• EXTRACTED MATERIAL

▬▬▬

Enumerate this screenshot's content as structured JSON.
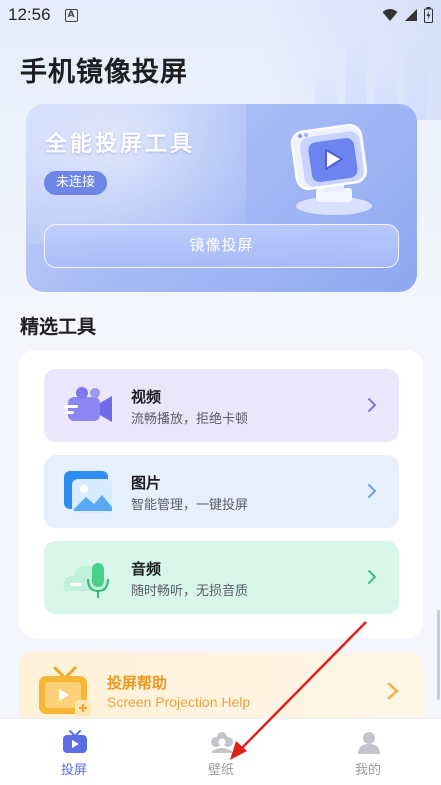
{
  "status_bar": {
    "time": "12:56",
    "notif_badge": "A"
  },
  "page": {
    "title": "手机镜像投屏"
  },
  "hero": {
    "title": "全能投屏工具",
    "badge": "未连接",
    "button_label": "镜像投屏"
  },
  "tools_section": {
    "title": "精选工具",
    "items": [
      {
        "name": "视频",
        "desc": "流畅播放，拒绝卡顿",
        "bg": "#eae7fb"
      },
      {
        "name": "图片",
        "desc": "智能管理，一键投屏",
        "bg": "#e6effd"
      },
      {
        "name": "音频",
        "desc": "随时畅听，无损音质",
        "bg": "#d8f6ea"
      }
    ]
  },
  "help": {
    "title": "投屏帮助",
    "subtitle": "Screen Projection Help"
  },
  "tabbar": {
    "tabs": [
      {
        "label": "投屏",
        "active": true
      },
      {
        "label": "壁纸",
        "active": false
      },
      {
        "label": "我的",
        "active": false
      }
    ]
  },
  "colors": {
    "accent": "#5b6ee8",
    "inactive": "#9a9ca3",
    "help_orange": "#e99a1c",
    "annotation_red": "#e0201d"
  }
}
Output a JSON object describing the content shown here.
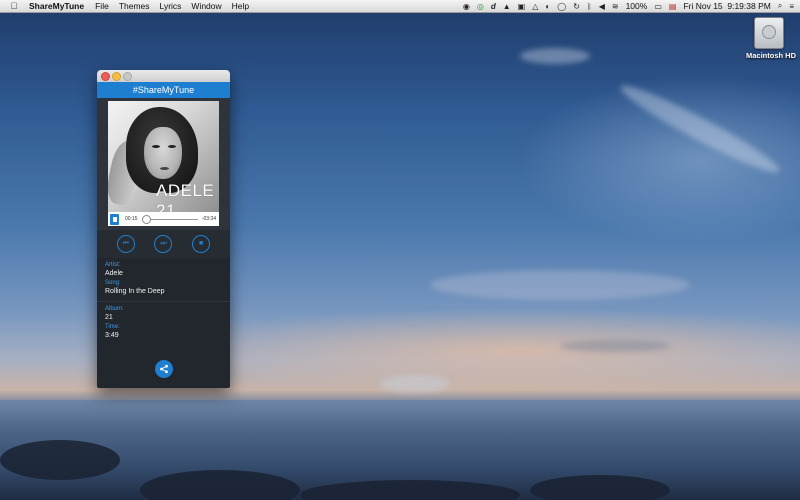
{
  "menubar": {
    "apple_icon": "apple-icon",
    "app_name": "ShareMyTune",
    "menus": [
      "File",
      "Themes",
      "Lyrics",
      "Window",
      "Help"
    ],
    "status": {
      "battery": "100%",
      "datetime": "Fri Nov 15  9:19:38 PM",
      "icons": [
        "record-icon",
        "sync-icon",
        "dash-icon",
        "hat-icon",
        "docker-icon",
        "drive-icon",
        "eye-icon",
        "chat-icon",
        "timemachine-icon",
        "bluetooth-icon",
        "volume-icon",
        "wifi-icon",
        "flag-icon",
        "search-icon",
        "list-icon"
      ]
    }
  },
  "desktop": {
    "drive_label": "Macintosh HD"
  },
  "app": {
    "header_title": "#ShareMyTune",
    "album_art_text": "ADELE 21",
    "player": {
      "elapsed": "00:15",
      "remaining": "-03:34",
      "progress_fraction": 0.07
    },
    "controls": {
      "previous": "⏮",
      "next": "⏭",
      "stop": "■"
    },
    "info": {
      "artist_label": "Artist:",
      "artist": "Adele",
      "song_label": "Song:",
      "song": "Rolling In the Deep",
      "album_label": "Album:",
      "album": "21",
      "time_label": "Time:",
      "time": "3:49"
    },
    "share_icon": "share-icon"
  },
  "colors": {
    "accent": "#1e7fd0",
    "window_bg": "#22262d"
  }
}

▬▬▬

• PROBLEM REQUIREMENTS
Repeat the full listing above exactly, with no pictures in the copy.

• SOLUTION
Enumerate this screenshot's content as structured JSON.
{
  "status_bar": {
    "time": "12:56",
    "notif_badge": "A"
  },
  "page": {
    "title": "手机镜像投屏"
  },
  "hero": {
    "title": "全能投屏工具",
    "badge": "未连接",
    "button_label": "镜像投屏"
  },
  "tools_section": {
    "title": "精选工具",
    "items": [
      {
        "name": "视频",
        "desc": "流畅播放，拒绝卡顿",
        "bg": "#eae7fb"
      },
      {
        "name": "图片",
        "desc": "智能管理，一键投屏",
        "bg": "#e6effd"
      },
      {
        "name": "音频",
        "desc": "随时畅听，无损音质",
        "bg": "#d8f6ea"
      }
    ]
  },
  "help": {
    "title": "投屏帮助",
    "subtitle": "Screen Projection Help"
  },
  "tabbar": {
    "tabs": [
      {
        "label": "投屏",
        "active": true
      },
      {
        "label": "壁纸",
        "active": false
      },
      {
        "label": "我的",
        "active": false
      }
    ]
  },
  "colors": {
    "accent": "#5b6ee8",
    "inactive": "#9a9ca3",
    "help_orange": "#e99a1c",
    "annotation_red": "#e0201d"
  }
}
Output a JSON object describing the content shown here.
{
  "menubar": {
    "apple_icon": "apple-icon",
    "app_name": "ShareMyTune",
    "menus": [
      "File",
      "Themes",
      "Lyrics",
      "Window",
      "Help"
    ],
    "status": {
      "battery": "100%",
      "datetime": "Fri Nov 15  9:19:38 PM",
      "icons": [
        "record-icon",
        "sync-icon",
        "dash-icon",
        "hat-icon",
        "docker-icon",
        "drive-icon",
        "eye-icon",
        "chat-icon",
        "timemachine-icon",
        "bluetooth-icon",
        "volume-icon",
        "wifi-icon",
        "flag-icon",
        "search-icon",
        "list-icon"
      ]
    }
  },
  "desktop": {
    "drive_label": "Macintosh HD"
  },
  "app": {
    "header_title": "#ShareMyTune",
    "album_art_text": "ADELE 21",
    "player": {
      "elapsed": "00:15",
      "remaining": "-03:34",
      "progress_fraction": 0.07
    },
    "controls": {
      "previous": "⏮",
      "next": "⏭",
      "stop": "■"
    },
    "info": {
      "artist_label": "Artist:",
      "artist": "Adele",
      "song_label": "Song:",
      "song": "Rolling In the Deep",
      "album_label": "Album:",
      "album": "21",
      "time_label": "Time:",
      "time": "3:49"
    },
    "share_icon": "share-icon"
  },
  "colors": {
    "accent": "#1e7fd0",
    "window_bg": "#22262d"
  }
}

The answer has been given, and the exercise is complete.